(Collected data)

::::::

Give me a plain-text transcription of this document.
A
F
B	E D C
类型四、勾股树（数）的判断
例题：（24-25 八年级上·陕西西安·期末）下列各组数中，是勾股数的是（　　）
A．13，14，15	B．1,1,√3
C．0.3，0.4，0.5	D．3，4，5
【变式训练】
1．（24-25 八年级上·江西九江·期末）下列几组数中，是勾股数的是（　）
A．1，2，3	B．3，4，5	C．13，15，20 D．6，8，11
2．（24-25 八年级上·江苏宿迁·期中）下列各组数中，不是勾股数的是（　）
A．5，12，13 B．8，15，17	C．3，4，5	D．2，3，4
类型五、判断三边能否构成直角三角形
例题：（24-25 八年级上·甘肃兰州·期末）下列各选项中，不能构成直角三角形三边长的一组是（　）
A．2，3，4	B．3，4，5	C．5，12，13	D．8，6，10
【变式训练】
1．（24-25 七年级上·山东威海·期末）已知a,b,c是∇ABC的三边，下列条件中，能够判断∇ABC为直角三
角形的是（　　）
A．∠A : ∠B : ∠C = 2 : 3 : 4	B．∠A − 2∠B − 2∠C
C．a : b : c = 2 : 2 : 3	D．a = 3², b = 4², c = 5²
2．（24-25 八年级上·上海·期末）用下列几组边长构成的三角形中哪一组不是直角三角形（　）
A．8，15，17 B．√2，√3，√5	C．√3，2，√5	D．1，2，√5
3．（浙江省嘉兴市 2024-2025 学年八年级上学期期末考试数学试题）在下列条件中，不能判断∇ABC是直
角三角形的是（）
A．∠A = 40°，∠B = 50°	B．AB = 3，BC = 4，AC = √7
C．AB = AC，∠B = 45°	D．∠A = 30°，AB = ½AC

::::::

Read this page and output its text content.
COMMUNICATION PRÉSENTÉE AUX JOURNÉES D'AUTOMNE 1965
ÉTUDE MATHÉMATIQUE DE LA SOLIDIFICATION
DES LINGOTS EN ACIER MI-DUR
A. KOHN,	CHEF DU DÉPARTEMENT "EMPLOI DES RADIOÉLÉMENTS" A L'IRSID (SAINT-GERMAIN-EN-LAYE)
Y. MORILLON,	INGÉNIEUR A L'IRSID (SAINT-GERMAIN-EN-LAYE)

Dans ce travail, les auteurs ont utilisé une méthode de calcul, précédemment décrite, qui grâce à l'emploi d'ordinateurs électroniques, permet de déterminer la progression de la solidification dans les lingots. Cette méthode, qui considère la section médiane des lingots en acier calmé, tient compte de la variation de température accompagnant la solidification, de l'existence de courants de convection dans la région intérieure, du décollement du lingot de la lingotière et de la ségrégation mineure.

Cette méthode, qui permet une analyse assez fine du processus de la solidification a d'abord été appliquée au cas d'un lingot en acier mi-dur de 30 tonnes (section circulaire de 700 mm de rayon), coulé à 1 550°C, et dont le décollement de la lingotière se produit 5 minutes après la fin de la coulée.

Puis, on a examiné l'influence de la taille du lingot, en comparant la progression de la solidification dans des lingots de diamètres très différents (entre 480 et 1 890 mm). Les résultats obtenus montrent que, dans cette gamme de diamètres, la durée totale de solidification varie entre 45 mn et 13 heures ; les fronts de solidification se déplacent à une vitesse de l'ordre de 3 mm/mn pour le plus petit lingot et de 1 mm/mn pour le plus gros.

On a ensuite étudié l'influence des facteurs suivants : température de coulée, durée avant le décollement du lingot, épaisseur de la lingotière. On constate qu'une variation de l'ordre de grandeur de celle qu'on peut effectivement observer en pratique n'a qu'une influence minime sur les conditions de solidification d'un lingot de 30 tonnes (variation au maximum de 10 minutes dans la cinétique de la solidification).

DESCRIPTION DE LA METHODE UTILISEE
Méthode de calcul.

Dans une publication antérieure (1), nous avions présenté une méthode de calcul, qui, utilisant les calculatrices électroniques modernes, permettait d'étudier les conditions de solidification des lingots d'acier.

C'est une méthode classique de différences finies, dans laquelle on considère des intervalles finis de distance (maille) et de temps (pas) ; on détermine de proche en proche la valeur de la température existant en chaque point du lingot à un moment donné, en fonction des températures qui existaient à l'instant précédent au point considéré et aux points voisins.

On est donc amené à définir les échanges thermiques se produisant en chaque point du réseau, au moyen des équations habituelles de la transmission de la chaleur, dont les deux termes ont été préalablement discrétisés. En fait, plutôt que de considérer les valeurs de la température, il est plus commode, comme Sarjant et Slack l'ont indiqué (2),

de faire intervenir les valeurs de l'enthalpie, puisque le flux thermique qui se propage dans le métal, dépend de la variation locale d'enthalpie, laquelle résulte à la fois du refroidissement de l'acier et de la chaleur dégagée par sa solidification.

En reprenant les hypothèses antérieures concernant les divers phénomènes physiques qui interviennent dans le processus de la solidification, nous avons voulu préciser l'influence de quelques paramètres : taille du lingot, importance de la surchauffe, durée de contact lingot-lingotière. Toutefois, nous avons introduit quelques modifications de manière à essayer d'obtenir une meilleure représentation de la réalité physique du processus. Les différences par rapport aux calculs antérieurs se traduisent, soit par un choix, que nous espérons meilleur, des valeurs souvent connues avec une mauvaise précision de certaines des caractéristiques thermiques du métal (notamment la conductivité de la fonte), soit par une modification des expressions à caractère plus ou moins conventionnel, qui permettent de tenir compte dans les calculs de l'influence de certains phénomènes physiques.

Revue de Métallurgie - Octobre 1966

::::::

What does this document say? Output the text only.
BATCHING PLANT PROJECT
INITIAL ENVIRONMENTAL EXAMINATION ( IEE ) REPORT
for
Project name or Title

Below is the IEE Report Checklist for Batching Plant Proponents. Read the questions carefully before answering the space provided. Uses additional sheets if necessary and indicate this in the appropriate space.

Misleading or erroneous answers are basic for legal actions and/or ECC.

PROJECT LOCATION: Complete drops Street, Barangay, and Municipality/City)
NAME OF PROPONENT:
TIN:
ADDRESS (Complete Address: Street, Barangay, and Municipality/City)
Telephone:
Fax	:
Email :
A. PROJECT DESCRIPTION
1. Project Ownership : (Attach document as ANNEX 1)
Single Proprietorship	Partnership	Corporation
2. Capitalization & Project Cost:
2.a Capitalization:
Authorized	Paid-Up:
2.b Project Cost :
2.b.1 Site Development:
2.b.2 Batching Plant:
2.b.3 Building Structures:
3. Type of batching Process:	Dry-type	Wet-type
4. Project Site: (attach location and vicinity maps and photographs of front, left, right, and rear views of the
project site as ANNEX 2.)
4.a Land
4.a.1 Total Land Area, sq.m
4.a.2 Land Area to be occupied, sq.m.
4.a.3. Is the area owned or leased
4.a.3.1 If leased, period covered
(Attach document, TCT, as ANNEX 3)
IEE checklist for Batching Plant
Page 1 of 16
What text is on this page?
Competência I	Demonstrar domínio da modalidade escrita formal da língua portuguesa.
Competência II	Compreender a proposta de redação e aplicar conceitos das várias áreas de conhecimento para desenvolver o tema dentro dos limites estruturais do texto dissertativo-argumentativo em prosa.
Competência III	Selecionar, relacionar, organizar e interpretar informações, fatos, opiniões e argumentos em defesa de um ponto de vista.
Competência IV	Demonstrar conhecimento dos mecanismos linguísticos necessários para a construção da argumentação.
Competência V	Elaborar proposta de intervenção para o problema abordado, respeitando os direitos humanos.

::::::

Task: Copy out each line of the material that holds the word "Cost".

Result:
2. Capitalization & Project Cost:
2.b Project Cost :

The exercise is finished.